### Task objective:
Could you write out each entry exactly as it reads?

[Saved entries]
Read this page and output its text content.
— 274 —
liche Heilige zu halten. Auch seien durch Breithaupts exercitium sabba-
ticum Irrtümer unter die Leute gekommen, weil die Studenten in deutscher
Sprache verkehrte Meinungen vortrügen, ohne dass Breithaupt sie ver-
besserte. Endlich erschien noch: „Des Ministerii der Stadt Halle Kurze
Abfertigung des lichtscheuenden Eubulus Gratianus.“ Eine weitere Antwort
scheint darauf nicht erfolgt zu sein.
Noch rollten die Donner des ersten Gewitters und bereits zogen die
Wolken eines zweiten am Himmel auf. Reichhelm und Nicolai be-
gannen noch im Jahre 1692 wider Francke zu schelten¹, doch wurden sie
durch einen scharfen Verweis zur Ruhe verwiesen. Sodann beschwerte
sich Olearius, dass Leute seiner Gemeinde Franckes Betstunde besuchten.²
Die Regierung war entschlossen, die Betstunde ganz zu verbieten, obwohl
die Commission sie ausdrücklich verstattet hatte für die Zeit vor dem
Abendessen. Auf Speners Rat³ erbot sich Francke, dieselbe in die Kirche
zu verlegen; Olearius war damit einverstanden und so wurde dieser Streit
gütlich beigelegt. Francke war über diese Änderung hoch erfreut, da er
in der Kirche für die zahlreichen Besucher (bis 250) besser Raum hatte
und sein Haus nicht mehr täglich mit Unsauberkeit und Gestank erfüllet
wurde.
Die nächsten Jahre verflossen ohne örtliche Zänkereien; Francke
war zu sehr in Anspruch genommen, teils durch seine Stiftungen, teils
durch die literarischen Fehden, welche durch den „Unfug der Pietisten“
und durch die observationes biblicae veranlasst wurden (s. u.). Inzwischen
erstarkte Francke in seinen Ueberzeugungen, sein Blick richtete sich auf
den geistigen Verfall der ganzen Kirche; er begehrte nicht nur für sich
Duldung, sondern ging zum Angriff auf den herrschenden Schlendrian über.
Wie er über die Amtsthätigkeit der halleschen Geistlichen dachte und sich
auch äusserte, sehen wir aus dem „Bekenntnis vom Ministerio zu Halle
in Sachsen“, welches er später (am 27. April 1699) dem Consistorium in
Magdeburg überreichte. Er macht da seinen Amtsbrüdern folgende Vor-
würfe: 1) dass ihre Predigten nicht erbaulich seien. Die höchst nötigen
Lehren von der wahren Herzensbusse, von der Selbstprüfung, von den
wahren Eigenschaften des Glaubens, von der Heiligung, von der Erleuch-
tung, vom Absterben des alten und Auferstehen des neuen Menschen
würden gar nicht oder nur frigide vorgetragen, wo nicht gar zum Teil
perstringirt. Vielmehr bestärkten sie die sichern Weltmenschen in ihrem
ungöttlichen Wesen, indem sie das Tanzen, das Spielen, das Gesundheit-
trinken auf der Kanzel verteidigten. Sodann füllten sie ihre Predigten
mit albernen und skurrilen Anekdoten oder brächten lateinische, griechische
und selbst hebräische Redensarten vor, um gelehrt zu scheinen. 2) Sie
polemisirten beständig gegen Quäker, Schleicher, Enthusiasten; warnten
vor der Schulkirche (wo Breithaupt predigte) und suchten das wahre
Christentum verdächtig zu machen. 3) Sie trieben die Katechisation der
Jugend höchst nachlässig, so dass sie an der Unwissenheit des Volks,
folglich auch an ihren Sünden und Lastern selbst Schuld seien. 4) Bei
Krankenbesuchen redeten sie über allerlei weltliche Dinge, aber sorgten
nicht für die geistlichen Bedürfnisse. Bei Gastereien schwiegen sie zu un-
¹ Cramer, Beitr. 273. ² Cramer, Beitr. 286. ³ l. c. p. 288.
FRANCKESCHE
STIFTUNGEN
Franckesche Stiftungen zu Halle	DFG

### Answer for this exercise:
Read this page and output its text content.
— 274 —
liche Heilige zu halten. Auch seien durch Breithaupts exercitium sabba-
ticum Irrtümer unter die Leute gekommen, weil die Studenten in deutscher
Sprache verkehrte Meinungen vortrügen, ohne dass Breithaupt sie ver-
besserte. Endlich erschien noch: „Des Ministerii der Stadt Halle Kurze
Abfertigung des lichtscheuenden Eubulus Gratianus.“ Eine weitere Antwort
scheint darauf nicht erfolgt zu sein.
Noch rollten die Donner des ersten Gewitters und bereits zogen die
Wolken eines zweiten am Himmel auf. Reichhelm und Nicolai be-
gannen noch im Jahre 1692 wider Francke zu schelten¹, doch wurden sie
durch einen scharfen Verweis zur Ruhe verwiesen. Sodann beschwerte
sich Olearius, dass Leute seiner Gemeinde Franckes Betstunde besuchten.²
Die Regierung war entschlossen, die Betstunde ganz zu verbieten, obwohl
die Commission sie ausdrücklich verstattet hatte für die Zeit vor dem
Abendessen. Auf Speners Rat³ erbot sich Francke, dieselbe in die Kirche
zu verlegen; Olearius war damit einverstanden und so wurde dieser Streit
gütlich beigelegt. Francke war über diese Änderung hoch erfreut, da er
in der Kirche für die zahlreichen Besucher (bis 250) besser Raum hatte
und sein Haus nicht mehr täglich mit Unsauberkeit und Gestank erfüllet
wurde.
Die nächsten Jahre verflossen ohne örtliche Zänkereien; Francke
war zu sehr in Anspruch genommen, teils durch seine Stiftungen, teils
durch die literarischen Fehden, welche durch den „Unfug der Pietisten“
und durch die observationes biblicae veranlasst wurden (s. u.). Inzwischen
erstarkte Francke in seinen Ueberzeugungen, sein Blick richtete sich auf
den geistigen Verfall der ganzen Kirche; er begehrte nicht nur für sich
Duldung, sondern ging zum Angriff auf den herrschenden Schlendrian über.
Wie er über die Amtsthätigkeit der halleschen Geistlichen dachte und sich
auch äusserte, sehen wir aus dem „Bekenntnis vom Ministerio zu Halle
in Sachsen“, welches er später (am 27. April 1699) dem Consistorium in
Magdeburg überreichte. Er macht da seinen Amtsbrüdern folgende Vor-
würfe: 1) dass ihre Predigten nicht erbaulich seien. Die höchst nötigen
Lehren von der wahren Herzensbusse, von der Selbstprüfung, von den
wahren Eigenschaften des Glaubens, von der Heiligung, von der Erleuch-
tung, vom Absterben des alten und Auferstehen des neuen Menschen
würden gar nicht oder nur frigide vorgetragen, wo nicht gar zum Teil
perstringirt. Vielmehr bestärkten sie die sichern Weltmenschen in ihrem
ungöttlichen Wesen, indem sie das Tanzen, das Spielen, das Gesundheit-
trinken auf der Kanzel verteidigten. Sodann füllten sie ihre Predigten
mit albernen und skurrilen Anekdoten oder brächten lateinische, griechische
und selbst hebräische Redensarten vor, um gelehrt zu scheinen. 2) Sie
polemisirten beständig gegen Quäker, Schleicher, Enthusiasten; warnten
vor der Schulkirche (wo Breithaupt predigte) und suchten das wahre
Christentum verdächtig zu machen. 3) Sie trieben die Katechisation der
Jugend höchst nachlässig, so dass sie an der Unwissenheit des Volks,
folglich auch an ihren Sünden und Lastern selbst Schuld seien. 4) Bei
Krankenbesuchen redeten sie über allerlei weltliche Dinge, aber sorgten
nicht für die geistlichen Bedürfnisse. Bei Gastereien schwiegen sie zu un-
¹ Cramer, Beitr. 273. ² Cramer, Beitr. 286. ³ l. c. p. 288.
FRANCKESCHE
STIFTUNGEN
Franckesche Stiftungen zu Halle	DFG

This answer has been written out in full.